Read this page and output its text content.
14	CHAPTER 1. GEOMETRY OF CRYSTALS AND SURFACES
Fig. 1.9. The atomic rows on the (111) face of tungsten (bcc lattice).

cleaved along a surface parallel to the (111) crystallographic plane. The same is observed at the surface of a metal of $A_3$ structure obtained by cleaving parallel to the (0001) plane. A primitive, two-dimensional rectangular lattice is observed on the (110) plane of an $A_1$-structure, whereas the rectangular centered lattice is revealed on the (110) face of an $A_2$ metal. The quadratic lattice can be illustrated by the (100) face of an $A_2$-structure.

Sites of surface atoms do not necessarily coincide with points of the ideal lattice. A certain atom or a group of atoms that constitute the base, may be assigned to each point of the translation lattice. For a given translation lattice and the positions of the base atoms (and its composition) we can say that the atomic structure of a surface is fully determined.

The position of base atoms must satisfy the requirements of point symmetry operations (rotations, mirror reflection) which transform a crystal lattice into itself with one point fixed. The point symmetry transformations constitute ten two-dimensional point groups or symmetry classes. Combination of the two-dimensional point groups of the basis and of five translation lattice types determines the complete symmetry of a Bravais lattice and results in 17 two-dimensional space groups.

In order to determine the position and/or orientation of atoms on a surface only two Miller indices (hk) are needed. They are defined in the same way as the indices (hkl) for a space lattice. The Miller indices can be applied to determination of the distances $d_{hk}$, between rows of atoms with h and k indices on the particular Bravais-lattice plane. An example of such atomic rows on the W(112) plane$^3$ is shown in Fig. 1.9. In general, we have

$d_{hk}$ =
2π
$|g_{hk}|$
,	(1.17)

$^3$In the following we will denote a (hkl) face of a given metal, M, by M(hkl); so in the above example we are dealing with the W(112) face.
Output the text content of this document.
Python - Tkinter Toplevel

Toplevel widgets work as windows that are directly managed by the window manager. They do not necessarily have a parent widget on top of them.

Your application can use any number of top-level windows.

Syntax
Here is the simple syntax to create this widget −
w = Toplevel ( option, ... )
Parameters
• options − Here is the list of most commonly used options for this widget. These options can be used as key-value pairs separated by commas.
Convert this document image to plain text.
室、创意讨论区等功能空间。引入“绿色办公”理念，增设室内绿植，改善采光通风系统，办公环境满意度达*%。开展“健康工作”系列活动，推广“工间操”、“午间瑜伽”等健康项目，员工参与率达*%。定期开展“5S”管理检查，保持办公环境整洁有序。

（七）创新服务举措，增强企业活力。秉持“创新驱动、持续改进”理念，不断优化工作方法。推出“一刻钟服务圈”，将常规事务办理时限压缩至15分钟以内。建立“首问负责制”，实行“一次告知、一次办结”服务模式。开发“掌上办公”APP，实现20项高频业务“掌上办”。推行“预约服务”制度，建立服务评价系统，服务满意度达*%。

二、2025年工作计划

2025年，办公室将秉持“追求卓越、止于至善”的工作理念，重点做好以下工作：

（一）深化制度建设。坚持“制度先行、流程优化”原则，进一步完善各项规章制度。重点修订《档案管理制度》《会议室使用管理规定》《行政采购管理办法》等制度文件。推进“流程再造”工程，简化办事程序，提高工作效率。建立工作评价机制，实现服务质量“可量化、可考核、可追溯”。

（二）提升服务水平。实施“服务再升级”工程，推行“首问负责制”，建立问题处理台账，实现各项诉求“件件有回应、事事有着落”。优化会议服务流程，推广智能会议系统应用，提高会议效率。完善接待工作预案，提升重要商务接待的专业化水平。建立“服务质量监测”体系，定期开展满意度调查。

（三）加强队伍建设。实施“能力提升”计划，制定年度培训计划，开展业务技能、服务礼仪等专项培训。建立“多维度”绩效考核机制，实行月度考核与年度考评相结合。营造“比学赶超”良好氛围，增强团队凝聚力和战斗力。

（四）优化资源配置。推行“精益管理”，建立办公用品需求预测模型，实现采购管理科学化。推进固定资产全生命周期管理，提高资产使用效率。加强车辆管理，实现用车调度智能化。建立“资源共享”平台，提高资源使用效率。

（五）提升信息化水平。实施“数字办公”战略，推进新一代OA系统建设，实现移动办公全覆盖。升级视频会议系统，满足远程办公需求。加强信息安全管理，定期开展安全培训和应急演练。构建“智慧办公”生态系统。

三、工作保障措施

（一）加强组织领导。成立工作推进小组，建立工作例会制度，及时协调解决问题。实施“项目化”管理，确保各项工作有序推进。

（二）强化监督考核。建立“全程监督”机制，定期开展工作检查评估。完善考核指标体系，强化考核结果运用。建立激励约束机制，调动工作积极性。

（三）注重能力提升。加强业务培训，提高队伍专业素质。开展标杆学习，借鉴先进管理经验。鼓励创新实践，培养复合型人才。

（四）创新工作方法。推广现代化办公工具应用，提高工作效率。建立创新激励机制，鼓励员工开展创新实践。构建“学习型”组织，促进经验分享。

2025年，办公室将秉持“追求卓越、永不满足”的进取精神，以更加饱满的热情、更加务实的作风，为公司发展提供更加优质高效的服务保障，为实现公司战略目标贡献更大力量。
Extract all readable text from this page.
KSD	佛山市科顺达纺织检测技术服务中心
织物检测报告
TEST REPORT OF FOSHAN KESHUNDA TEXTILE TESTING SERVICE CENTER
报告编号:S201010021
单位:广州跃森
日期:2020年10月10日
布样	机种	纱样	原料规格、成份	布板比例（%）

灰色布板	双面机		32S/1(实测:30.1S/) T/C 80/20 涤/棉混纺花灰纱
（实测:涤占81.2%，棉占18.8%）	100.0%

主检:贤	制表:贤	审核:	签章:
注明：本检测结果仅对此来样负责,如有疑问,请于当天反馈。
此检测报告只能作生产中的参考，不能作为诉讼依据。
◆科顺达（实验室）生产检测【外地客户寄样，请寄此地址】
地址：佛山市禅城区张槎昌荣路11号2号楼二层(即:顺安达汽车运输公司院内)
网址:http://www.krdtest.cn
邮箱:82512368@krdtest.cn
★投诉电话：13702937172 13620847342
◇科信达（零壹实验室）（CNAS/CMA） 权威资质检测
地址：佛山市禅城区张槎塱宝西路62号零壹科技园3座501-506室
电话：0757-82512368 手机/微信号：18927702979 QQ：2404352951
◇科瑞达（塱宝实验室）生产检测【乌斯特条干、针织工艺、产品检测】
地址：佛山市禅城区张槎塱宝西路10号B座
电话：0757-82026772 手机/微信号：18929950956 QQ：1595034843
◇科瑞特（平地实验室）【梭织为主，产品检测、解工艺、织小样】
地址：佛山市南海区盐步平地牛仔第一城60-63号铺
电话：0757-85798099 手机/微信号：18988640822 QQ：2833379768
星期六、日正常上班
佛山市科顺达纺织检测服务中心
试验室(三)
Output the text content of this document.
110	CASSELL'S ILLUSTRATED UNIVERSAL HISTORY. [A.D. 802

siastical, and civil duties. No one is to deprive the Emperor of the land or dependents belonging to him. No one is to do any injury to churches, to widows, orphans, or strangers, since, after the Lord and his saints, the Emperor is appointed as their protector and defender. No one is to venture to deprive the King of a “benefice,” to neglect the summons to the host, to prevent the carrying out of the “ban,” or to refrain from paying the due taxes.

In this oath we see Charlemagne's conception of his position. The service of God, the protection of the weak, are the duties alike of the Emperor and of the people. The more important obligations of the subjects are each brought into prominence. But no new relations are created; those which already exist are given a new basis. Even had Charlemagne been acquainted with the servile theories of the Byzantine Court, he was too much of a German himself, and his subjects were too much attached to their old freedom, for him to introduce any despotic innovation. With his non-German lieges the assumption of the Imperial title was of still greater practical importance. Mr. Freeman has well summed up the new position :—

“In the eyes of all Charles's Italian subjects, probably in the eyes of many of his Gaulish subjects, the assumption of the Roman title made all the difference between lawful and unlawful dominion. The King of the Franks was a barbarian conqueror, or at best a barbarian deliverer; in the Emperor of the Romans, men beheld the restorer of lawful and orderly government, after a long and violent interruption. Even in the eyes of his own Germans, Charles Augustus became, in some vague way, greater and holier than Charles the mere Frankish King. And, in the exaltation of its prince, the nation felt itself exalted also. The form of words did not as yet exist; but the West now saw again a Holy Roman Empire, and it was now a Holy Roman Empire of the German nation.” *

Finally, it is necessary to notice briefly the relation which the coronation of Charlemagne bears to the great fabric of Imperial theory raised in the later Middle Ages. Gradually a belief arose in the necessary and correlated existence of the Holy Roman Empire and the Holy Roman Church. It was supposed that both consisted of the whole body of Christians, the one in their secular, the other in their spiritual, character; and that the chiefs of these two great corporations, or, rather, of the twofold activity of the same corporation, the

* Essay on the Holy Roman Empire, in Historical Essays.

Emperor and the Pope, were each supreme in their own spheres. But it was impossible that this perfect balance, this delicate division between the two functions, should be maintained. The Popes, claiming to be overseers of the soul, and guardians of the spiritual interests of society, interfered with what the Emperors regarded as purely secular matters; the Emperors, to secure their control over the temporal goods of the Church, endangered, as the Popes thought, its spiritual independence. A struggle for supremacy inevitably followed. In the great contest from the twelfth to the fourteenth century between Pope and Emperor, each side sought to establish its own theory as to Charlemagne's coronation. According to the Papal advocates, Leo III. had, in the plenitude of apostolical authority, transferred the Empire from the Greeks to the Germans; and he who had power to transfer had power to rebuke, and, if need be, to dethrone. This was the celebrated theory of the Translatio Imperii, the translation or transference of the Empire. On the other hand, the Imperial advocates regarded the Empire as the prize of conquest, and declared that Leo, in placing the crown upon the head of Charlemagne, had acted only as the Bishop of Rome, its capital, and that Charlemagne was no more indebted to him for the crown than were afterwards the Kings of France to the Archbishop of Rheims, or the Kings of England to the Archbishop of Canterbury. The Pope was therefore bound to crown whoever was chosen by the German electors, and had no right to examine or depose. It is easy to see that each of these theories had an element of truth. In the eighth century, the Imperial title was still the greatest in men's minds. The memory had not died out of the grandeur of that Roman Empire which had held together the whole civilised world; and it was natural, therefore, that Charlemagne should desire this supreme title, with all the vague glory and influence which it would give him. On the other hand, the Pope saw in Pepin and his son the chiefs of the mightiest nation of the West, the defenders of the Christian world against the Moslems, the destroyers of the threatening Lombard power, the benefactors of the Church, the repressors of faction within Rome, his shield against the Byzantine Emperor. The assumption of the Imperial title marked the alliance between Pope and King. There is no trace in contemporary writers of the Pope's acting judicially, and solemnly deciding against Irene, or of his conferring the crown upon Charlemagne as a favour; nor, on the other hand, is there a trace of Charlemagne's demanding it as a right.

### SET PROBLEM
From the data above, copy each line where the string "首问负责制" appears.

### SOLVED PROBLEM
（七）创新服务举措，增强企业活力。秉持“创新驱动、持续改进”理念，不断优化工作方法。推出“一刻钟服务圈”，将常规事务办理时限压缩至15分钟以内。建立“首问负责制”，实行“一次告知、一次办结”服务模式。开发“掌上办公”APP，实现20项高频业务“掌上办”。推行“预约服务”制度，建立服务评价系统，服务满意度达*%。
（二）提升服务水平。实施“服务再升级”工程，推行“首问负责制”，建立问题处理台账，实现各项诉求“件件有回应、事事有着落”。优化会议服务流程，推广智能会议系统应用，提高会议效率。完善接待工作预案，提升重要商务接待的专业化水平。建立“服务质量监测”体系，定期开展满意度调查。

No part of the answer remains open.